WORK REQUIRED: Pull every line containing "Export" out of the material below.
□ □ □ □ □ □ □
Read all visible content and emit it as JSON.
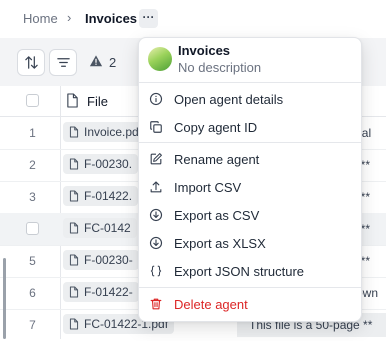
{
  "breadcrumb": {
    "home": "Home",
    "separator": "›",
    "current": "Invoices",
    "more": "···"
  },
  "toolbar": {
    "warnings_count": "2"
  },
  "table": {
    "header": {
      "file": "File"
    },
    "rows": [
      {
        "num": "1",
        "file": "Invoice.pd",
        "text": "fficial"
      },
      {
        "num": "2",
        "file": "F-00230.",
        "text": "ge **"
      },
      {
        "num": "3",
        "file": "F-01422.",
        "text": "ge **"
      },
      {
        "num": "",
        "file": "FC-0142",
        "text": "ge **"
      },
      {
        "num": "5",
        "file": "F-00230-",
        "text": "ge **"
      },
      {
        "num": "6",
        "file": "F-01422-",
        "text": "own"
      },
      {
        "num": "7",
        "file": "FC-01422-1.pdf",
        "text": "This file is a 50-page **"
      }
    ]
  },
  "menu": {
    "title": "Invoices",
    "subtitle": "No description",
    "items": [
      {
        "label": "Open agent details",
        "icon": "info-icon"
      },
      {
        "label": "Copy agent ID",
        "icon": "copy-icon"
      },
      {
        "label": "Rename agent",
        "icon": "edit-icon"
      },
      {
        "label": "Import CSV",
        "icon": "upload-icon"
      },
      {
        "label": "Export as CSV",
        "icon": "download-circle-icon"
      },
      {
        "label": "Export as XLSX",
        "icon": "download-circle-icon"
      },
      {
        "label": "Export JSON structure",
        "icon": "braces-icon"
      },
      {
        "label": "Delete agent",
        "icon": "trash-icon"
      }
    ]
  },
  "colors": {
    "danger": "#dc2626",
    "accent_avatar": "#7cc04a"
  }
}
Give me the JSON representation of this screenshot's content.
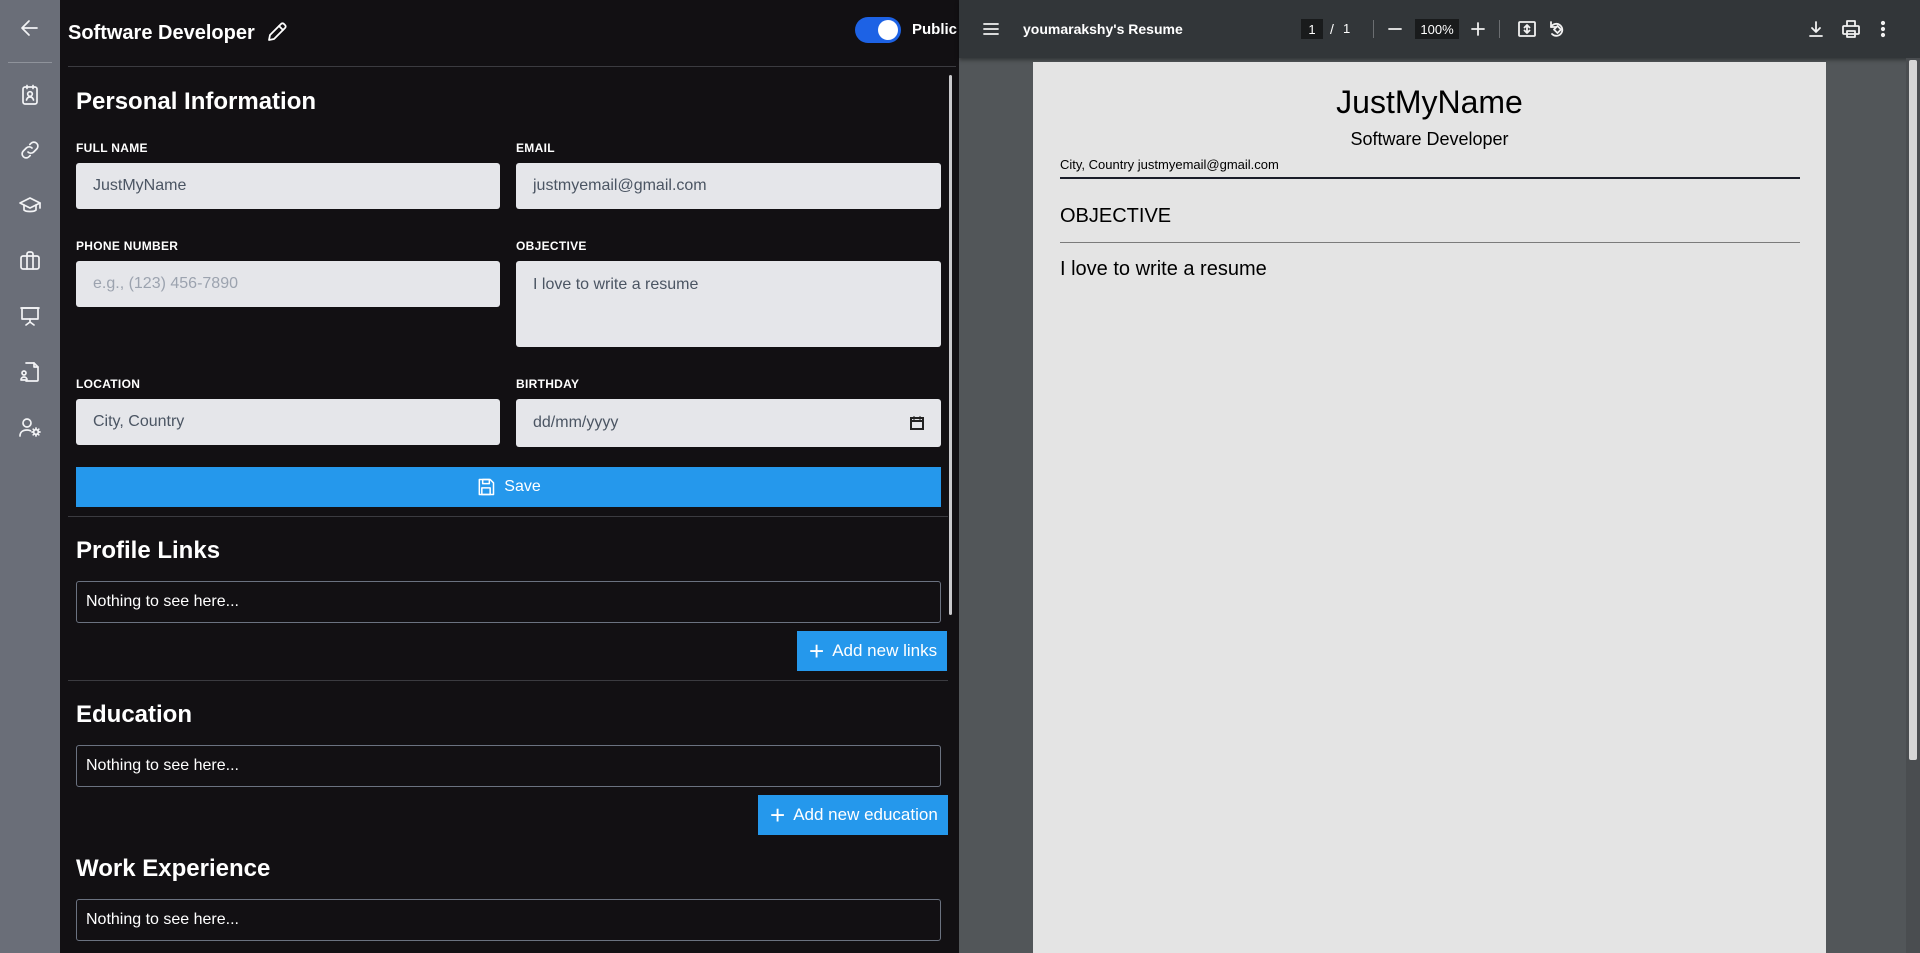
{
  "header": {
    "resume_title": "Software Developer",
    "visibility_label": "Public"
  },
  "personal": {
    "section_title": "Personal Information",
    "full_name_label": "FULL NAME",
    "full_name_value": "JustMyName",
    "email_label": "EMAIL",
    "email_value": "justmyemail@gmail.com",
    "phone_label": "PHONE NUMBER",
    "phone_placeholder": "e.g., (123) 456-7890",
    "objective_label": "OBJECTIVE",
    "objective_value": "I love to write a resume",
    "location_label": "LOCATION",
    "location_placeholder": "City, Country",
    "birthday_label": "BIRTHDAY",
    "birthday_placeholder": "dd/mm/yyyy",
    "save_label": "Save"
  },
  "profile_links": {
    "section_title": "Profile Links",
    "empty_text": "Nothing to see here...",
    "add_label": "Add new links"
  },
  "education": {
    "section_title": "Education",
    "empty_text": "Nothing to see here...",
    "add_label": "Add new education"
  },
  "work": {
    "section_title": "Work Experience",
    "empty_text": "Nothing to see here..."
  },
  "viewer": {
    "doc_title": "youmarakshy's Resume",
    "current_page": "1",
    "page_separator": "/",
    "total_pages": "1",
    "zoom": "100%"
  },
  "preview": {
    "name": "JustMyName",
    "role": "Software Developer",
    "contact": "City, Country justmyemail@gmail.com",
    "objective_heading": "OBJECTIVE",
    "objective_text": "I love to write a resume"
  },
  "rail_icons": [
    "back-arrow-icon",
    "contact-card-icon",
    "link-icon",
    "graduation-cap-icon",
    "briefcase-icon",
    "presentation-icon",
    "document-user-icon",
    "user-settings-icon"
  ],
  "colors": {
    "accent": "#2598ec",
    "toggle": "#1d62e5",
    "editor_bg": "#121013",
    "rail_bg": "#6a6e78",
    "viewer_bar": "#323639"
  }
}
□ □ □ □ □ □ □
SOLUTION TO THIS EXERCISE:
        "label": "Export as CSV",
        "label": "Export as XLSX",
        "label": "Export JSON structure",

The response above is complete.